Problemler ve Görevler:
- 1) Staj olanaklarını anlatan metne göre bölüm, staj yeri bulmakta zorlanan öğrencilere hangi sebeple staj yeri sunabilmektedir?
- 2) Makine mühendisliği stajlarını anlatan metni, son cümlesinden sonra gelecek yeni cümlelerle genişletin.

Okuma Metni:
◇ ◇ ◇ ◇

Makine mühendisliği öğrencileri sanayiyle koordineli çalışma yapma şansına sahip mi? Sağladığınız staj olanakları nelerdir?
Ar-Ge odaklı süreçlerdeki yaklaşımın, kurumların rekabetteki başarısının üretilecek bilginin iş birliğiyle gerçekleştirilmesine ve bu bilgiyi üretecek insan kaynağının da sadece kendi kurumunda değil, diğer kurumlarla iş birliği yapmasına bağlı olduğu açıktır. Bölümümüzün yapısı gereği devamlı olarak sanayi ile koordineli biçimde çalışmamız gerekiyor. Akademik kadromuzun sanayi sektörleriyle yakın ilişkileri nedeniyle staj yeri bulmada zorluk yaşayan öğrencilerimize staj yeri imkânı sunabiliyoruz. Öğrenciler söz konusu kurum-kuruluşlarda imalat ve işletme stajlarını yaparak imalat ve yönetim konularında bilgi sahibi olabiliyor. Bunların yanında YÖK’ün son zamanlarda önem verdiği bir uygulama olan 7+1 sistemini Türkiye’de uygulayan sayılı üniversitelerden biriyiz. Bu sistemle öğrencilerimiz yedi yarıyıl ders alırken, bir yarıyılı da sanayide işyeri eğitimiyle tamamlıyor. Böylelikle mezun olmadan sanayi tecrübesi kazanan öğrencilerimiz, piyasaya alışma sürecini hızlı bir şekilde atlatıp iş yerlerine adapte olabiliyor. Ayrıca staj yaptıkları kurumlarda kendilerini geliştirme ve yeteneklerini ispat etme fırsatı bulup iş arama süreçleri ortadan kaldırırken, doğrudan staj yaptıkları iş yerlerinde de çalışabiliyorlar.

◇ ◇ ◇ ◇

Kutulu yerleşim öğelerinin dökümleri
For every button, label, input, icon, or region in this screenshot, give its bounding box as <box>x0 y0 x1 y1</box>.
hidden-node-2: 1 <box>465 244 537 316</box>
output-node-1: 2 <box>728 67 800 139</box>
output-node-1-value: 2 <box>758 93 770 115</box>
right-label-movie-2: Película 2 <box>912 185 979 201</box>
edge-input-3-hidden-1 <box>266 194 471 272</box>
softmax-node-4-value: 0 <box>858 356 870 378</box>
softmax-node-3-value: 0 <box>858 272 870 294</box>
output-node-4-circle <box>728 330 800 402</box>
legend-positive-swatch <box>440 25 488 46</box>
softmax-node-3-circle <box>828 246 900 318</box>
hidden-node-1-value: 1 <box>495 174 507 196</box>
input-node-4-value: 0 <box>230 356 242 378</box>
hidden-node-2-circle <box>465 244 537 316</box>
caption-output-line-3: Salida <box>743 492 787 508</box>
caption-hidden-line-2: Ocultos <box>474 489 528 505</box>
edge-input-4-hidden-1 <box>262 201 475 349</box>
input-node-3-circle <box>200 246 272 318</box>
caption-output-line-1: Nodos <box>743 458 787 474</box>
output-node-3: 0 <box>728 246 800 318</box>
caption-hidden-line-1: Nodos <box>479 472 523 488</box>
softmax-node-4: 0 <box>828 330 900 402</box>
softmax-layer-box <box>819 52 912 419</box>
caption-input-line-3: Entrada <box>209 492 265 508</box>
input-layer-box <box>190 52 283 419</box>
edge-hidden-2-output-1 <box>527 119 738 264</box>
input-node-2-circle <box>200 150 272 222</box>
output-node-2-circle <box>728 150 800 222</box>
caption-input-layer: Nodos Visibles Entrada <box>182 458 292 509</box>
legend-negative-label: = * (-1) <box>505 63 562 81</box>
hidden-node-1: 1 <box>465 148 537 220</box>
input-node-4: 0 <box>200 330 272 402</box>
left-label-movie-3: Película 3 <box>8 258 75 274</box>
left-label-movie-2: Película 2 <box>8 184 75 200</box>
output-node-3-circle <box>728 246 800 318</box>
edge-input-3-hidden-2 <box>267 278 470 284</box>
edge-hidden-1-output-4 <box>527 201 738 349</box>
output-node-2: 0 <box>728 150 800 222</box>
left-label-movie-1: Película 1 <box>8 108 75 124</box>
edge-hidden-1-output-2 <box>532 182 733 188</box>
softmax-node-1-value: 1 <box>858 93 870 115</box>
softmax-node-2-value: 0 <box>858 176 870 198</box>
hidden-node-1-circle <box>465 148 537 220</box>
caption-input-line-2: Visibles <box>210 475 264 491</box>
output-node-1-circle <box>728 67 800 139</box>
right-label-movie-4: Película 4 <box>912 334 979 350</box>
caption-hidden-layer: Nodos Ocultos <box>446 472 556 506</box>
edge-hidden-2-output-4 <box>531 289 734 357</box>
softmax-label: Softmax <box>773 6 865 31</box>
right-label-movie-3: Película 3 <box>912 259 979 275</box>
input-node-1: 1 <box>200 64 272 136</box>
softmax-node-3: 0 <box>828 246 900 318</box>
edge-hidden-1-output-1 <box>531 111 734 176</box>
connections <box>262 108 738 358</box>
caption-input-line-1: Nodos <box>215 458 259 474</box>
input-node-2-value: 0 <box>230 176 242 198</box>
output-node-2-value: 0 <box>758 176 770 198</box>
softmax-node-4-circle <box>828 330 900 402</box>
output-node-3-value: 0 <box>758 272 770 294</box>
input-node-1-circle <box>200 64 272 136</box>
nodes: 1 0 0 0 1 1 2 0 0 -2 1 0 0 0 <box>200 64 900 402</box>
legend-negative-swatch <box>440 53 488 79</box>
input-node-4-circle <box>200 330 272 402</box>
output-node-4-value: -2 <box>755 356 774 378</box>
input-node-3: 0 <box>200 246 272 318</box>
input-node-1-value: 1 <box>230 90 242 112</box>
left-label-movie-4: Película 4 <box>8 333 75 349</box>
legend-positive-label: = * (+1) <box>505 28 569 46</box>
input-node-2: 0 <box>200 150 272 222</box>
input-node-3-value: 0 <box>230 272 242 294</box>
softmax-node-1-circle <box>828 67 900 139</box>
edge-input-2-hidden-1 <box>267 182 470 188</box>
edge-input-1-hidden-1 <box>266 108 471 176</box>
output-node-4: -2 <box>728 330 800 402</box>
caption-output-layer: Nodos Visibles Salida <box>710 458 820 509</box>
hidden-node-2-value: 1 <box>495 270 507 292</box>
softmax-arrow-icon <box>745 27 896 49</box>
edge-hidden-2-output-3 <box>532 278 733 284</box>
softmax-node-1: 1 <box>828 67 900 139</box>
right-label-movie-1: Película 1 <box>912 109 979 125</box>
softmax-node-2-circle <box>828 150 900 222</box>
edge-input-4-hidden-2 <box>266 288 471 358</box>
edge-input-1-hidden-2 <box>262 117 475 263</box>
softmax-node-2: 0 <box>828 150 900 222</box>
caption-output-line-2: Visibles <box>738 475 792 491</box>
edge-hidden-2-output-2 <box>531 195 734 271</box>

◇ ◇ ◇ ◇

Sıralı Cevaplar:
- 1) Bölümün akademik kadrosu sanayi sektörleriyle yakın ilişkiler içindedir. Bu sayede staj yeri bulmakta zorlanan öğrencilere staj yeri imkânı sunulabilmektedir.

- 2)
Bölümünüzde gerçekleştirdiğiniz veya gerçekleştirmeyi planladığınız sanayi projeleriyle ilgili bilgi verir misiniz?
Bölümümüz öğretim üyelerinin çeşitli alanlarda proje ve akademik çalışmaları bulunuyor. Hâlihazırda bir SANTEZ, iki KOSGEB ve bir de BAKKA projemiz devam ediyor. Bu projeler kapsamında pazarlanabilir ve yüksek teknolojili ürünlerin imal edilmesi planlanıyor. Ayrıca bölümümün akademik personelinin yaptığı TÜBİTAK projelerinin sonucunda ortaya çıkan ürünler için patent başvurularını da gerçekleştiriyoruz. Bu ürünlerin seri üretime geçirilebilmesi adına da çeşitli sanayi kuruluşlarıyla ortak çalışmalar yürütüyoruz.
Türkiye’deki sanayi kuruluşlarının üniversitelere bakışını nasıl yorumluyorsunuz? Gelişmiş ülkeler ile kıyaslandığında nasıl bir algı farklılığı gözlemliyorsunuz?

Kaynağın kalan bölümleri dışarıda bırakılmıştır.